■ **REQUIREMENT 1**
Please decide whether each statement agrees with the data warehouse text: (a) a data warehouse's architecture rests on separate dimension tables and fact tables joined by foreign keys; (b) a star schema has many fact tables referencing a single dimensional table; (c) building a multidimensional cube from a single table happens often. Answer yes or no for each and quote the deciding words of the text.
■ **REQUIREMENT 2**
Write out the data warehouse text word for word, starting at "In the simplest" and ending at "single flat hierarchy.".

■ **SOURCE PASSAGE**
+++
In the simplest case, a multidimensional cube can be built based on a single table as data source. However, this doesn't happen often.

In real life, where access to all possible information of interest is crucial, data coming from multiple external sources have to be extracted, filtered, merged, and stored in a central repository, called a data warehouse. Its architecture is based upon separate dimension tables and fact tables joined to each other by foreign keys. Correlation of dimension and fact tables can be described either by the star schema or snowflake schema.

A star schema, the simplest style of data warehouse schema, consists of one (or maybe a few) fact tables directly referencing to any number of dimensional tables. The following diagram shows a classic star schema. In a RadarCube library, each dimension is represented by a single flat hierarchy.
+++
■ **DATA SECTION**

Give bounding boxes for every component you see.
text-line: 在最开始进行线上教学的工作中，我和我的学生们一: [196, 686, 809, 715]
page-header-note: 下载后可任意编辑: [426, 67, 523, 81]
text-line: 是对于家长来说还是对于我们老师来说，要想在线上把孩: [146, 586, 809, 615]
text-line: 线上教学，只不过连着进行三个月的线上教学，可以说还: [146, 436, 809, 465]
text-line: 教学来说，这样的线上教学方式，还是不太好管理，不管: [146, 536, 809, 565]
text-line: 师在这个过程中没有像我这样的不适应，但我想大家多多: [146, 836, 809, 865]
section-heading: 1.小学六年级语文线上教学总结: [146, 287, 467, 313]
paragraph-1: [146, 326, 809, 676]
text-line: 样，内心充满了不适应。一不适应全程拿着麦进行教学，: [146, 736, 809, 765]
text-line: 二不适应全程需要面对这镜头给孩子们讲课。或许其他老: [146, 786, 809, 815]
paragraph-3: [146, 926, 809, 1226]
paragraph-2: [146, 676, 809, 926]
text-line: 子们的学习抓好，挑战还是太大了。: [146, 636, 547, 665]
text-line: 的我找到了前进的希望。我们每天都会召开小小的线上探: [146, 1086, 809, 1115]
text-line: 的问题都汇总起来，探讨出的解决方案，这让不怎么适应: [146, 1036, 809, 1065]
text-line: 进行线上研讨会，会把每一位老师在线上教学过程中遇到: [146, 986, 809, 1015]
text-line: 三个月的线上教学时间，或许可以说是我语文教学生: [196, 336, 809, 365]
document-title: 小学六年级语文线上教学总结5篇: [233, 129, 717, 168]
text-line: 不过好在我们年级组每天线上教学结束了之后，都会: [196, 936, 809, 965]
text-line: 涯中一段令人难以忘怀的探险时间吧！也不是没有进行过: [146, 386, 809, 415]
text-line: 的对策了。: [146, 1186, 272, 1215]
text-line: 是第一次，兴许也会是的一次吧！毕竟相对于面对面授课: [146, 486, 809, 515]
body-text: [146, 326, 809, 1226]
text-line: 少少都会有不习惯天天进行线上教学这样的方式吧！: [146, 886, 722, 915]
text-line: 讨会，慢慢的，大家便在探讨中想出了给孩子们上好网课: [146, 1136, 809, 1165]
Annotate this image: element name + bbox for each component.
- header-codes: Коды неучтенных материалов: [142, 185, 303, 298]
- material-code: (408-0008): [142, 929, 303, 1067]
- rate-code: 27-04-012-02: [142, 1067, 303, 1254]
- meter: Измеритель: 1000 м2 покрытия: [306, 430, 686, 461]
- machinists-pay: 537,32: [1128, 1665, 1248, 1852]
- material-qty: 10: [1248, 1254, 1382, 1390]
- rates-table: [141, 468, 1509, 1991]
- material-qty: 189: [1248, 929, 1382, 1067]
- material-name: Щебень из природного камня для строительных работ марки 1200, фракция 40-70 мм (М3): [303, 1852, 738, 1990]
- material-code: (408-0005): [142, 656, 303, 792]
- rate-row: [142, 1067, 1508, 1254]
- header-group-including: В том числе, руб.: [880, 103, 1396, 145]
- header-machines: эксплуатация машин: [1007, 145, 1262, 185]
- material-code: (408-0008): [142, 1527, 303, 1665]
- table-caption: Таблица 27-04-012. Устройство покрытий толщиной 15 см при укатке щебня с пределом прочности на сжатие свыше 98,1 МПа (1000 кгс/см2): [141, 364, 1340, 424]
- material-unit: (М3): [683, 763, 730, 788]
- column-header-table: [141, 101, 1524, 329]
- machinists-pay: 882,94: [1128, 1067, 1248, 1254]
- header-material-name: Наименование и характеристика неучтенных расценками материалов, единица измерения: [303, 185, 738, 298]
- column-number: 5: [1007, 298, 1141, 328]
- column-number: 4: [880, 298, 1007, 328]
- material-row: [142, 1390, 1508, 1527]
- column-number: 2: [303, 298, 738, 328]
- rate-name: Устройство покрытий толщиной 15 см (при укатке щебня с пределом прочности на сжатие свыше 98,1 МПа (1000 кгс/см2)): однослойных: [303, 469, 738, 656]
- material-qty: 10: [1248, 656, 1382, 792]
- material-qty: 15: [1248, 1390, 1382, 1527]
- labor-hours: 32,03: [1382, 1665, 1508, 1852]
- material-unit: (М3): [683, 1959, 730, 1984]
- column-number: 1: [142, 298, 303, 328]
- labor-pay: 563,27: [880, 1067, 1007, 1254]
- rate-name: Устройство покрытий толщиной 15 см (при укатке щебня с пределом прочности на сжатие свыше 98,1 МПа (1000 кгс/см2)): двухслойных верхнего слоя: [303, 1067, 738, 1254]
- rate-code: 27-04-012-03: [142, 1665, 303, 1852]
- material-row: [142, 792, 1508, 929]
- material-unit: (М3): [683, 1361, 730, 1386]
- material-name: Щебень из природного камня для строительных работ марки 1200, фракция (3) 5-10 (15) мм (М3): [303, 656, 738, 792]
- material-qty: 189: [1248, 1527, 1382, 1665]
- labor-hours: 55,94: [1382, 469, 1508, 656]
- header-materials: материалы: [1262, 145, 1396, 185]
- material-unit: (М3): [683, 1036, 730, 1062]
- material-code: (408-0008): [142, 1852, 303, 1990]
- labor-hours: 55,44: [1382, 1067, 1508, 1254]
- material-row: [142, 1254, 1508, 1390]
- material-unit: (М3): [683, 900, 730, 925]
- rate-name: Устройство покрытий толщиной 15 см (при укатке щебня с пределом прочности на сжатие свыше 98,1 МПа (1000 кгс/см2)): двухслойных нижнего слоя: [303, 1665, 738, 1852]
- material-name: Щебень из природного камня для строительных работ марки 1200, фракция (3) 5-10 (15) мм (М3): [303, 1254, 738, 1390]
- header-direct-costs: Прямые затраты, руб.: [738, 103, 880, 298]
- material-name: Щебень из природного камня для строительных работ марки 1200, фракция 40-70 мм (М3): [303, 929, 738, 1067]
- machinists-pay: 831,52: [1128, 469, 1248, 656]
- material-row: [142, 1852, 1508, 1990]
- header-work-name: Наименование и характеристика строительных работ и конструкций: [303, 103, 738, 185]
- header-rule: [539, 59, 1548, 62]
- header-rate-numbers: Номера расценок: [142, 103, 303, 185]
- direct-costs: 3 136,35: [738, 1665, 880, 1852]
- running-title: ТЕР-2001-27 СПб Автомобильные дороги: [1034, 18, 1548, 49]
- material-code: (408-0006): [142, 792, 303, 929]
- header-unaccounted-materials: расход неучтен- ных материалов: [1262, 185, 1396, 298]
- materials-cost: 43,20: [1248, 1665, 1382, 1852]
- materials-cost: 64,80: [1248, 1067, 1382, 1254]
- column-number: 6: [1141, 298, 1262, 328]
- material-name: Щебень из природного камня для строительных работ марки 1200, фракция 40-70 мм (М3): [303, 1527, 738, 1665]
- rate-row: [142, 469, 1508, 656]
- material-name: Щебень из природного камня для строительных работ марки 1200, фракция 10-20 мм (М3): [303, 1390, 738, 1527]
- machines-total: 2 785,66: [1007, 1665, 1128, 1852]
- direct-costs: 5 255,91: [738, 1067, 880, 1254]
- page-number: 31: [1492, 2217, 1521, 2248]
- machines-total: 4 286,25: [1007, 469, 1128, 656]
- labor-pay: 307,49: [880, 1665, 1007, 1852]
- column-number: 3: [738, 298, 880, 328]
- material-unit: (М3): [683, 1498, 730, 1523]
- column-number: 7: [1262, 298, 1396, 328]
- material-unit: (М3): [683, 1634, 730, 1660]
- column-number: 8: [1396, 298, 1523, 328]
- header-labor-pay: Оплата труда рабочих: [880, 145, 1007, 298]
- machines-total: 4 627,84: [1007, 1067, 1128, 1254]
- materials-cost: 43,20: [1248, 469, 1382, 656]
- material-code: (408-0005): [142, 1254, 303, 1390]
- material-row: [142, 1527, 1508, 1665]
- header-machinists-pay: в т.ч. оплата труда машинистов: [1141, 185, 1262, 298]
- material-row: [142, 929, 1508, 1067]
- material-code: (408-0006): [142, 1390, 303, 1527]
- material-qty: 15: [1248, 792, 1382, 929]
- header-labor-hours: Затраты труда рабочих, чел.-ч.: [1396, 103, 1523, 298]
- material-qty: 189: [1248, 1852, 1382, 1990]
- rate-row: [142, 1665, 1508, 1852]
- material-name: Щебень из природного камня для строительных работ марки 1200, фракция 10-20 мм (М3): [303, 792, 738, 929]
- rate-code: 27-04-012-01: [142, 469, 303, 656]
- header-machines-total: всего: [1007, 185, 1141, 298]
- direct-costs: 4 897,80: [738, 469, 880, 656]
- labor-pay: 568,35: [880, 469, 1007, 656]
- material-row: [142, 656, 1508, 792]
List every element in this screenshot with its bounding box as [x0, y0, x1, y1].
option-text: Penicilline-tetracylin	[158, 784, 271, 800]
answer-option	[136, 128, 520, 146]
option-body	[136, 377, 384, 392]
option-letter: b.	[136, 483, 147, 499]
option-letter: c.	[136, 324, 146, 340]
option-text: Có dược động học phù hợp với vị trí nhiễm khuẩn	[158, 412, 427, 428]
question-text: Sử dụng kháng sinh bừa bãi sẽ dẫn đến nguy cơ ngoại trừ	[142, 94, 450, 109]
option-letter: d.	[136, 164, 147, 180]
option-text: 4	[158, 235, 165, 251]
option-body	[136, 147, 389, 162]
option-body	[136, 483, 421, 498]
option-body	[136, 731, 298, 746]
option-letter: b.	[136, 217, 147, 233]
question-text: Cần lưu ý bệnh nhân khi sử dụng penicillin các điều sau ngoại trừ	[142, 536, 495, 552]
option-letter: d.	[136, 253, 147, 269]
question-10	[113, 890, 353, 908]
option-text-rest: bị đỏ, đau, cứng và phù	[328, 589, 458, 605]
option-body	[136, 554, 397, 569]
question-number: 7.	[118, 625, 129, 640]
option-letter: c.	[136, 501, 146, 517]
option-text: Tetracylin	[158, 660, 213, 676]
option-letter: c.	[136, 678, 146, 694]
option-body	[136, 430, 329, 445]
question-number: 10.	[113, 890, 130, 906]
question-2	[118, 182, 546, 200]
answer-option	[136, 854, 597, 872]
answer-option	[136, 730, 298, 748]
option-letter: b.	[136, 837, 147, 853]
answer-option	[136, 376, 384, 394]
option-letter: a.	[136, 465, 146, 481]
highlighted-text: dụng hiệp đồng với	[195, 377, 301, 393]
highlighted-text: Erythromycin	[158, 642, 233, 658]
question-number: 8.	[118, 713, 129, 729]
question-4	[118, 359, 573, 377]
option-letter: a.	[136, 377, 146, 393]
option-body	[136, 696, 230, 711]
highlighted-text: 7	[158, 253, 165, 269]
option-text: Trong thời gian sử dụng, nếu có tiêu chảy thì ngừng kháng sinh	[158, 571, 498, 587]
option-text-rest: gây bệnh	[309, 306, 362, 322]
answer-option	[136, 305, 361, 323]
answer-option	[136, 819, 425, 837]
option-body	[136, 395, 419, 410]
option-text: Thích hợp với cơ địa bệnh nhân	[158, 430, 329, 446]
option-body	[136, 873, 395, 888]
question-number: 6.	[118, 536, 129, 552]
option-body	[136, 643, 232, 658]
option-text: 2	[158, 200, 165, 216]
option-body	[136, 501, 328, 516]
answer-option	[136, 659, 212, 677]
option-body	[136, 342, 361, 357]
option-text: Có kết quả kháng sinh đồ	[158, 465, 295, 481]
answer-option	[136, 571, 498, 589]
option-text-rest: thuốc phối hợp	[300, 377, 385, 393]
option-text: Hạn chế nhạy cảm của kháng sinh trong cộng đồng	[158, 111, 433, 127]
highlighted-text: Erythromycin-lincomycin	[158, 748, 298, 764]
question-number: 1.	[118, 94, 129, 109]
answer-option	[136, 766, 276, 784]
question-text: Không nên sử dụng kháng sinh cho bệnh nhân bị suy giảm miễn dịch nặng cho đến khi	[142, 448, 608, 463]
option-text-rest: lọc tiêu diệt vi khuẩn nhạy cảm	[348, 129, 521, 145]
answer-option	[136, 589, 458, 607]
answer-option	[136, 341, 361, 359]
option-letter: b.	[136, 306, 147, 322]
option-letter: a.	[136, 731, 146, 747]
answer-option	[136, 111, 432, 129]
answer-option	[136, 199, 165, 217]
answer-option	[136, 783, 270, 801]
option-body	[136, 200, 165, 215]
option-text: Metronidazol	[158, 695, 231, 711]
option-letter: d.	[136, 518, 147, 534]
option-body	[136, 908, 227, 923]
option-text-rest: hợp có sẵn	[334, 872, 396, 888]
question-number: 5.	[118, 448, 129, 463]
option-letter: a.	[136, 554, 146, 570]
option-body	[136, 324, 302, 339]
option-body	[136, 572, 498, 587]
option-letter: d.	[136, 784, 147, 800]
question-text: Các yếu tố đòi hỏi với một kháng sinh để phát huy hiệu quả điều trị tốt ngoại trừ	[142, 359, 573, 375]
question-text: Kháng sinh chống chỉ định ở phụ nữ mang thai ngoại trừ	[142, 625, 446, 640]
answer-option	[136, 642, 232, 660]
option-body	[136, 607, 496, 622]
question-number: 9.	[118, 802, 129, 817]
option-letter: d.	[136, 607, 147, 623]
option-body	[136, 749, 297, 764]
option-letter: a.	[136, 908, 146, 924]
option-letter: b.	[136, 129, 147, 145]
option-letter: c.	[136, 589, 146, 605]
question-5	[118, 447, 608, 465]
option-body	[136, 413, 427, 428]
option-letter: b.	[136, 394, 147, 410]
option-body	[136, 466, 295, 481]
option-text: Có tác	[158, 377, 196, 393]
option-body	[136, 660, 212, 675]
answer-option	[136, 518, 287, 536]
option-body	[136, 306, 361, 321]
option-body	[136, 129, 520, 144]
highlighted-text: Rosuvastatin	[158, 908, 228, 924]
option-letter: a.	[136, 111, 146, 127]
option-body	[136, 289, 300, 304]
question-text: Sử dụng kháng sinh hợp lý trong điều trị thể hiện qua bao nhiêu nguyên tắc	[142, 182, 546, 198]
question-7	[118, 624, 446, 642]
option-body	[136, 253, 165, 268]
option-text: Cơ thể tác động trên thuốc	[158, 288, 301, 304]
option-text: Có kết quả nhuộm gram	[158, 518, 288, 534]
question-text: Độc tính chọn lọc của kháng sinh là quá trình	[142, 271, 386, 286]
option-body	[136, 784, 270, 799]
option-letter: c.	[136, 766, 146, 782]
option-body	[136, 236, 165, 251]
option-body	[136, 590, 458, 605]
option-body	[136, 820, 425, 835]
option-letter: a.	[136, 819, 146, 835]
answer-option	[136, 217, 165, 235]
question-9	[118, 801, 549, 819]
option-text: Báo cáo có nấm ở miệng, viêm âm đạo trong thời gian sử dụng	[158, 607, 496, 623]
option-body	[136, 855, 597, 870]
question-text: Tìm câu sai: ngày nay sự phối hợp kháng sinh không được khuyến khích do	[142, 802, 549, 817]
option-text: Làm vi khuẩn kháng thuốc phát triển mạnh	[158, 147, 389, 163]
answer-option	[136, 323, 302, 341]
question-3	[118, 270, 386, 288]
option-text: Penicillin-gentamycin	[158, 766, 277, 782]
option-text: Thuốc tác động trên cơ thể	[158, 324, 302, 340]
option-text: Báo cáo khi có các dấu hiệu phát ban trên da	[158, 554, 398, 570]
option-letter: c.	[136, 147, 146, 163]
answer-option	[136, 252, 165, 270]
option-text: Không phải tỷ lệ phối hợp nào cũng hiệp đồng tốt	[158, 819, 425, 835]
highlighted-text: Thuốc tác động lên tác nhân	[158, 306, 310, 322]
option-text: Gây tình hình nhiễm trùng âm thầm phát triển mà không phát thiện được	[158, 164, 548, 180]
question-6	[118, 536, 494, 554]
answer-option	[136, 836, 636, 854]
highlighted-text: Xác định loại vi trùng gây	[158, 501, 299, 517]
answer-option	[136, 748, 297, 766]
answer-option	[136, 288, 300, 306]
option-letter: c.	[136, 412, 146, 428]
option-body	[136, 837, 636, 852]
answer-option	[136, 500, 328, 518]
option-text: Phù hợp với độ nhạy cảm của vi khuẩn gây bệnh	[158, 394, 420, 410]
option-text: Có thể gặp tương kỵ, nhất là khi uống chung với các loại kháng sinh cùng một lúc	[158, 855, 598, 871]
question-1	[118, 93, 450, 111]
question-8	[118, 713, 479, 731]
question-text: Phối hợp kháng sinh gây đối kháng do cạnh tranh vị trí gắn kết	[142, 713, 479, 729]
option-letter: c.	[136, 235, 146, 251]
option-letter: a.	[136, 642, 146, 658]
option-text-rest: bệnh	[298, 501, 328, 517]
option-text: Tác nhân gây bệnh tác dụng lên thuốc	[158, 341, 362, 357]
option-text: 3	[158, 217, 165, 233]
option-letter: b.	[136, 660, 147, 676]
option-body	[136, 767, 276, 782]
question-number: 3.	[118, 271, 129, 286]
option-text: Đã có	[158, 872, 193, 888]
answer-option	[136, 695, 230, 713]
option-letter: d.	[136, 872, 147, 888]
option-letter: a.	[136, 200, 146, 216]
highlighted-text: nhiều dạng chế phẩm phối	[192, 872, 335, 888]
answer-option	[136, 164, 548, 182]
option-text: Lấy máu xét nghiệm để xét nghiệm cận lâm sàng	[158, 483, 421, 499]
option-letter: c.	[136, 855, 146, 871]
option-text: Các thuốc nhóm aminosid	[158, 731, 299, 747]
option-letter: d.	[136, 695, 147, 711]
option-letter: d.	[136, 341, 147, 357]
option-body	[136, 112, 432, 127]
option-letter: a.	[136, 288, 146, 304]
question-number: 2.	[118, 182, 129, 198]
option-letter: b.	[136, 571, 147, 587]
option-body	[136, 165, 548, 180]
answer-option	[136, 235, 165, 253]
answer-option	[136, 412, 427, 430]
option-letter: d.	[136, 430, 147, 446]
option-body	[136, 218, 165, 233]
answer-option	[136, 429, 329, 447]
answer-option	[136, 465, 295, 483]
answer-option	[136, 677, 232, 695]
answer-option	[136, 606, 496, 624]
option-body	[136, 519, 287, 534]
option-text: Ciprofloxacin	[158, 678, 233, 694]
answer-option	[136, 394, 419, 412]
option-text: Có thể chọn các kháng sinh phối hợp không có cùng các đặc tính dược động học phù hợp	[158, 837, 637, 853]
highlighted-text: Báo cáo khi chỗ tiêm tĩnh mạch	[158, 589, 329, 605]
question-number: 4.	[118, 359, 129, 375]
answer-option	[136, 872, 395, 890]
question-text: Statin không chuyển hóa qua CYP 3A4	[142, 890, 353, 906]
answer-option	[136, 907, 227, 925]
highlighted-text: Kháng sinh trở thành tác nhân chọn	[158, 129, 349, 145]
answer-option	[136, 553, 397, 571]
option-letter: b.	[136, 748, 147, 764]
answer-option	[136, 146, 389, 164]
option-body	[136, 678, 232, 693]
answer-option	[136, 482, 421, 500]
+++
■ **ANSWER 1**
(a) Yes: "Its architecture is based upon separate dimension tables and fact tables joined to each other by foreign keys."
(b) No: "consists of one (or maybe a few) fact tables directly referencing to any number of dimensional tables."
(c) No: "However, this doesn't happen often."

■ **ANSWER 2**
In the simplest case, a multidimensional cube can be built based on a single table as data source. However, this doesn't happen often.

In real life, where access to all possible information of interest is crucial, data coming from multiple external sources have to be extracted, filtered, merged, and stored in a central repository, called a data warehouse. Its architecture is based upon separate dimension tables and fact tables joined to each other by foreign keys. Correlation of dimension and fact tables can be described either by the star schema or snowflake schema.

A star schema, the simplest style of data warehouse schema, consists of one (or maybe a few) fact tables directly referencing to any number of dimensional tables. The following diagram shows a classic star schema. In a RadarCube library, each dimension is represented by a single flat hierarchy.